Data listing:
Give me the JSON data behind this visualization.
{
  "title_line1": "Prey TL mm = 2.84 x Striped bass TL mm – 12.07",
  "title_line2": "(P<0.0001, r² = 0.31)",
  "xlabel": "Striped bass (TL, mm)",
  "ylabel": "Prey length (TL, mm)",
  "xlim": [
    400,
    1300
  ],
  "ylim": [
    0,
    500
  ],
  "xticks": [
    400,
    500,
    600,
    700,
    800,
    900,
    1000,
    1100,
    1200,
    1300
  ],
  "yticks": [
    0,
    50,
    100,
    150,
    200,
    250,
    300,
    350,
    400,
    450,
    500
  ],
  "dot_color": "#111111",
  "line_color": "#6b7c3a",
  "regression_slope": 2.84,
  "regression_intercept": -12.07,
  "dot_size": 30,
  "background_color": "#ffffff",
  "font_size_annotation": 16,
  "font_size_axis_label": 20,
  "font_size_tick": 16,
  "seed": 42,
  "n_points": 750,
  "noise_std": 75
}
---
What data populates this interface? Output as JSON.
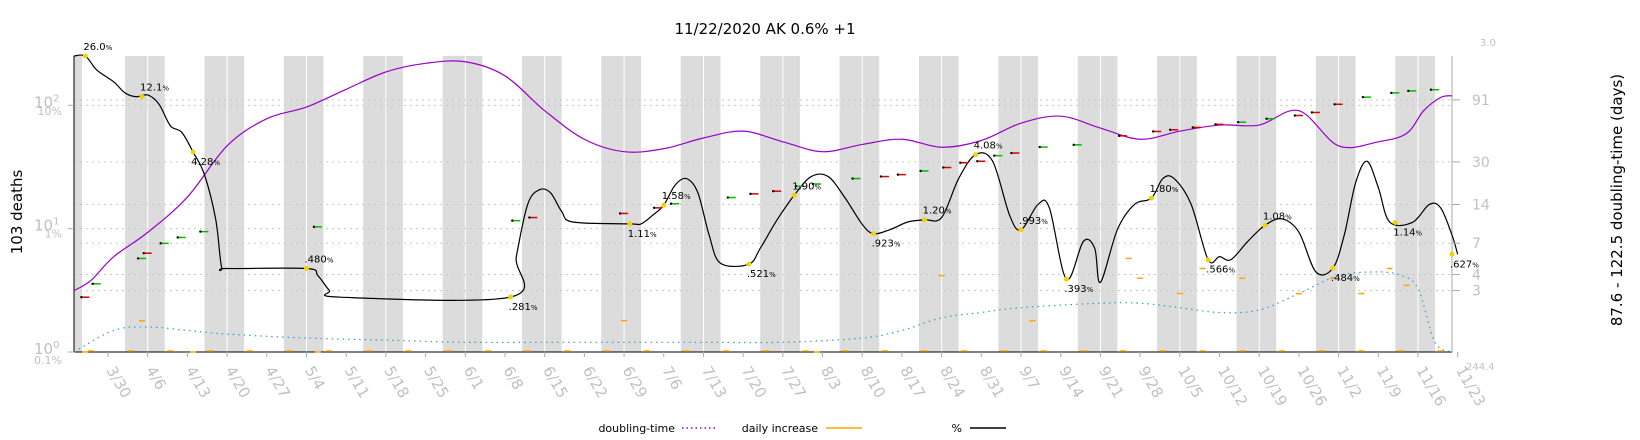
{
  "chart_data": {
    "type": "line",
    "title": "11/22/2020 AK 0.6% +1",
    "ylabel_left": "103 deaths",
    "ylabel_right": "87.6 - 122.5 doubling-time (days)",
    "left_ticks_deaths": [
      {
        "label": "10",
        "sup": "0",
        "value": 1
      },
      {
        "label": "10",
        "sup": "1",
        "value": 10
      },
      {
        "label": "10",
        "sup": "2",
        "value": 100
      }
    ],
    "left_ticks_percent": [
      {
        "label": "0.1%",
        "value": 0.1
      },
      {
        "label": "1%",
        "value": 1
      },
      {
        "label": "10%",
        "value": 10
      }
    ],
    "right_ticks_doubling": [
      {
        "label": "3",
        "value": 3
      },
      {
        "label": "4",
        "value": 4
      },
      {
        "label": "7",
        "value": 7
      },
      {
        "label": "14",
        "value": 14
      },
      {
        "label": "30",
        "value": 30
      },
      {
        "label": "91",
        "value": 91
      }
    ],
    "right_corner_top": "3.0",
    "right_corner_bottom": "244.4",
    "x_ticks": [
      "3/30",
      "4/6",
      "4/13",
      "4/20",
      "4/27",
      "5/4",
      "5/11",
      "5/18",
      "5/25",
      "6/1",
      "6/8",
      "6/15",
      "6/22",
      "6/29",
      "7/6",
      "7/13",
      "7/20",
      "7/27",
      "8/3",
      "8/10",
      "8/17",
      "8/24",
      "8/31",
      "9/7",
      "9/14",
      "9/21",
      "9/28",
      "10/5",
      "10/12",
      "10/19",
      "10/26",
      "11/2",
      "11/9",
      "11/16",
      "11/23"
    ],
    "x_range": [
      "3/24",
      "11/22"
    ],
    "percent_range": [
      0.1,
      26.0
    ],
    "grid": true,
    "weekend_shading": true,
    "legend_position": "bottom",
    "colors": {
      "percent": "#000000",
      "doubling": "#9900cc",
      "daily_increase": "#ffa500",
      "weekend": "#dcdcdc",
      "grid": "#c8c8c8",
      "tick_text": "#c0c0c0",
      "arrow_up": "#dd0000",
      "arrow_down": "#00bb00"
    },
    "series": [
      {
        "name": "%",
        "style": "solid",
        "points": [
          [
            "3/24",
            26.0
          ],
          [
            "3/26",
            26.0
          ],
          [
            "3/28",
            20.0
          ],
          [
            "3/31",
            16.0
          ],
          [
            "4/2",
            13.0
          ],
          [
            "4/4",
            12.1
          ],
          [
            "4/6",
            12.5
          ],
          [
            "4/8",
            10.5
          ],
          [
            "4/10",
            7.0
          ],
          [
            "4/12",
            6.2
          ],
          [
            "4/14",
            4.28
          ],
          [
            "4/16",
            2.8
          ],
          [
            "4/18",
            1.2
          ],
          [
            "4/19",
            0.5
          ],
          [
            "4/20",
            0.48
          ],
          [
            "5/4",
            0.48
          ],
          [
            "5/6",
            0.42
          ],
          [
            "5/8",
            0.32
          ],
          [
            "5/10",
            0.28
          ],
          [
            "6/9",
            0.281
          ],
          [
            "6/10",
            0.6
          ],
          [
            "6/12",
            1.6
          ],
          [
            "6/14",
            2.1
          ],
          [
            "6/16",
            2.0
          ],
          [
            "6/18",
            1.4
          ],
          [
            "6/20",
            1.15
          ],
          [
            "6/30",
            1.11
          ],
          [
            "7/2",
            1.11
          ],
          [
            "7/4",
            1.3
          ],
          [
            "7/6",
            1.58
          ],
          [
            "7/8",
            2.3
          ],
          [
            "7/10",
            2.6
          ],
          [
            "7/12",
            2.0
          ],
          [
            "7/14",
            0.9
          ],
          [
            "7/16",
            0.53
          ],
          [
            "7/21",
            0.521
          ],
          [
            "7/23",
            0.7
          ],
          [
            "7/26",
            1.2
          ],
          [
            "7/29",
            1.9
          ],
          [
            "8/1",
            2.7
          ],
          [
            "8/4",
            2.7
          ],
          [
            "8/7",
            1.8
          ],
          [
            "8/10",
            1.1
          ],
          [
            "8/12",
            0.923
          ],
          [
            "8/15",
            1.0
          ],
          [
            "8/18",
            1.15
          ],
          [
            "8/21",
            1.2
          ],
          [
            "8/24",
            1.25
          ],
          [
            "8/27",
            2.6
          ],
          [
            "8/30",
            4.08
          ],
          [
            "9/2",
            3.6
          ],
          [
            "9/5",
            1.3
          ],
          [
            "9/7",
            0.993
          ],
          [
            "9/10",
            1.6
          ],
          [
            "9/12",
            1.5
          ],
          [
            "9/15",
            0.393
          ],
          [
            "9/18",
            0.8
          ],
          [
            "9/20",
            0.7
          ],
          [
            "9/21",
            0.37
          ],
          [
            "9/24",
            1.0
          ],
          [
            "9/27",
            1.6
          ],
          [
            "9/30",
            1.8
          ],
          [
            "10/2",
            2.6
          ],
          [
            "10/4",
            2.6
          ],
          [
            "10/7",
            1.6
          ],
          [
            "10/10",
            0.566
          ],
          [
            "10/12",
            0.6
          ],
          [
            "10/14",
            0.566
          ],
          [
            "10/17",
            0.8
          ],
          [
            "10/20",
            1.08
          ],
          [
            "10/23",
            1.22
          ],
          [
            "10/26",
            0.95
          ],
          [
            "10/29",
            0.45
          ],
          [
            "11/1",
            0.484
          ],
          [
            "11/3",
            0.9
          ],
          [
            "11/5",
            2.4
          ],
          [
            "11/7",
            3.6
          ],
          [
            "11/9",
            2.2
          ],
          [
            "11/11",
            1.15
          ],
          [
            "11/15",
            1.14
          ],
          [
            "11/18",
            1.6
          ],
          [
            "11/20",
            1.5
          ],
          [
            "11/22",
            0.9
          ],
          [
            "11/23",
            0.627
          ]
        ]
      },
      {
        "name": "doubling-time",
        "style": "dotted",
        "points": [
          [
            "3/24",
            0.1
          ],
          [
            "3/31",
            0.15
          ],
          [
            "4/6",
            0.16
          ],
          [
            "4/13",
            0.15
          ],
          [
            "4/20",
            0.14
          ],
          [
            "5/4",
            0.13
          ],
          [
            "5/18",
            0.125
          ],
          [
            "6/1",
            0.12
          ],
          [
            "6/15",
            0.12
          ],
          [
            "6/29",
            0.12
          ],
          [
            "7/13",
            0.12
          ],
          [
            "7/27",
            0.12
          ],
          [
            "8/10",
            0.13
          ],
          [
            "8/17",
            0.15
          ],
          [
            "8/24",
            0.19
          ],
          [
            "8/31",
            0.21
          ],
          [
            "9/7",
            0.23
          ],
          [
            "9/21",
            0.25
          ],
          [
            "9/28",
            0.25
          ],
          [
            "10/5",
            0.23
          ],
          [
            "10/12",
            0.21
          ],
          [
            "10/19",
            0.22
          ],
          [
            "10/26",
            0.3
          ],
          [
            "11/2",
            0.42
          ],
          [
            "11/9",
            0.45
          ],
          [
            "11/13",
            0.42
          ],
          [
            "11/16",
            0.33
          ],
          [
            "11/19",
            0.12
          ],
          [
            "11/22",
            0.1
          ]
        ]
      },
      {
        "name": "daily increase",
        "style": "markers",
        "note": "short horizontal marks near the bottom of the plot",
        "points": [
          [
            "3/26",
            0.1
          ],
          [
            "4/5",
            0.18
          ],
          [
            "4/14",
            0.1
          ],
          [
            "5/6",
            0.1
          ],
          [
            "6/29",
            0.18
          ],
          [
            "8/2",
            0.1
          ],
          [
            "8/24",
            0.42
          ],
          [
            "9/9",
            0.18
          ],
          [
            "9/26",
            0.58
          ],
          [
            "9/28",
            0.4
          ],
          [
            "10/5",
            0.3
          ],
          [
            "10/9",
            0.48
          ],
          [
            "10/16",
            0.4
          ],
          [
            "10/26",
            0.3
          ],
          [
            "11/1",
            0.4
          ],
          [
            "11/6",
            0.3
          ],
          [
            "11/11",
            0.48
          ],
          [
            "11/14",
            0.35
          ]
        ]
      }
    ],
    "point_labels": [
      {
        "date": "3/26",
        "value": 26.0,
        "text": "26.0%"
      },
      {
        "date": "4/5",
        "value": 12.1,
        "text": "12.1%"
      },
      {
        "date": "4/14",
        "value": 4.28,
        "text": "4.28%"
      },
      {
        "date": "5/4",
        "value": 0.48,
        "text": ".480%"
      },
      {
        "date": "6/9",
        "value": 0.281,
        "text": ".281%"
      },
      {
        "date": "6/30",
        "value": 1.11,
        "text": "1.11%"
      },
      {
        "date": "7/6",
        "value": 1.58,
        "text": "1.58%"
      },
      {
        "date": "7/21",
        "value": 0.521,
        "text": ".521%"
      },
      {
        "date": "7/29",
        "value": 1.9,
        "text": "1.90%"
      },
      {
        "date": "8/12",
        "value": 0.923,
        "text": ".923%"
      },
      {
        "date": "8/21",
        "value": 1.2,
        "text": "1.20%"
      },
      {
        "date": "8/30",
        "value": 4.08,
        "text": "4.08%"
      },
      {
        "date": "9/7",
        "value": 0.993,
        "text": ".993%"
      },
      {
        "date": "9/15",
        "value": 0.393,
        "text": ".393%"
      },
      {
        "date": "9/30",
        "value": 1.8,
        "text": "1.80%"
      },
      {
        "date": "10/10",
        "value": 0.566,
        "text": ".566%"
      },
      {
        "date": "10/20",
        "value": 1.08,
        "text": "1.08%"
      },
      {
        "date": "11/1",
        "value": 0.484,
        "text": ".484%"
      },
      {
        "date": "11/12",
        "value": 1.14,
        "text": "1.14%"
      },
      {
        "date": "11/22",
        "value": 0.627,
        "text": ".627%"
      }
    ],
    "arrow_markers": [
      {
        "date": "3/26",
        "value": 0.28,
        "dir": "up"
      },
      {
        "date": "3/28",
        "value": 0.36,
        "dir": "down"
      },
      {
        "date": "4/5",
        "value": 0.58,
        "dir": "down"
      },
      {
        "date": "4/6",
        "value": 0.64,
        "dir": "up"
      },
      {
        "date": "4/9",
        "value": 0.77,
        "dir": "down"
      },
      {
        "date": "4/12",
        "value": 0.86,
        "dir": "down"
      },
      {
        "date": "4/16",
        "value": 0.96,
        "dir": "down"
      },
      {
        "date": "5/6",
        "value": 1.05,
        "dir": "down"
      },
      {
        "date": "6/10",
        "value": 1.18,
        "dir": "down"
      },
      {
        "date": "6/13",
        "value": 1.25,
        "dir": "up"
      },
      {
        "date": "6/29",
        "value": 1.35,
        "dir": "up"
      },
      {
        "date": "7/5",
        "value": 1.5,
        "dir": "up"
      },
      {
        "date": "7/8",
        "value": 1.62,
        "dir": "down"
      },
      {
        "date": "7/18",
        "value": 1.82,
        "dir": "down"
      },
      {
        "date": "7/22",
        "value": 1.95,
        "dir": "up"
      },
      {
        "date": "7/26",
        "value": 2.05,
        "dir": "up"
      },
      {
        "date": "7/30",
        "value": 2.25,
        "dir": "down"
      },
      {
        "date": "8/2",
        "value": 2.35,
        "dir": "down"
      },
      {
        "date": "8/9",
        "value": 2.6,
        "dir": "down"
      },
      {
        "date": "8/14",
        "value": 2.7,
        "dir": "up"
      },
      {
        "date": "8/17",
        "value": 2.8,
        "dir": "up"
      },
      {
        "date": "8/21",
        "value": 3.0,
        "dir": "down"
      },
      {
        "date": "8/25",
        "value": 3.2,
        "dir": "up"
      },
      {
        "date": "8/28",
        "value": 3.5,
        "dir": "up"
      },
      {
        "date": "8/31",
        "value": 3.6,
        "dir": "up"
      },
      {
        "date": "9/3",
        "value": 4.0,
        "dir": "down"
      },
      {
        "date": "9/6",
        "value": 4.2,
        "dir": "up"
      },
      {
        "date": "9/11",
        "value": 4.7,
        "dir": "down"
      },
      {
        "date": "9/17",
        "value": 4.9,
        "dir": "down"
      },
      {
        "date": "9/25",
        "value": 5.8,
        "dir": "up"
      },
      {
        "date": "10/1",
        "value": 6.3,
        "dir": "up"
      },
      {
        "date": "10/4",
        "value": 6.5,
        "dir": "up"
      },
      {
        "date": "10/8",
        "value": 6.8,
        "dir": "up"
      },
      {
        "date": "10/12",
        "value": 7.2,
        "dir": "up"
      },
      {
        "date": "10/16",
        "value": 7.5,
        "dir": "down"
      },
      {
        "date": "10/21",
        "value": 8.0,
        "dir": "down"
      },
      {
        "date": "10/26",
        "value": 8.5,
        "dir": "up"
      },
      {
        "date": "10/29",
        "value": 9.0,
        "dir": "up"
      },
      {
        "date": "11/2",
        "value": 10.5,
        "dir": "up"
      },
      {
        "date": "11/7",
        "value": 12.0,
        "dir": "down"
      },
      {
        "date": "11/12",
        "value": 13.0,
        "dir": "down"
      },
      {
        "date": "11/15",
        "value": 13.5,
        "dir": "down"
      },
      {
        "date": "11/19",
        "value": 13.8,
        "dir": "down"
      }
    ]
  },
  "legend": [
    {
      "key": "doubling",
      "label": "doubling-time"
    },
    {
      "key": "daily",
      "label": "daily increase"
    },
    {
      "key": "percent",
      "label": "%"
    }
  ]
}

### Written instruction
Check every line of the listing for the string "Prey" and report how many lines have it, as a number alone.

### Output for this exercise
2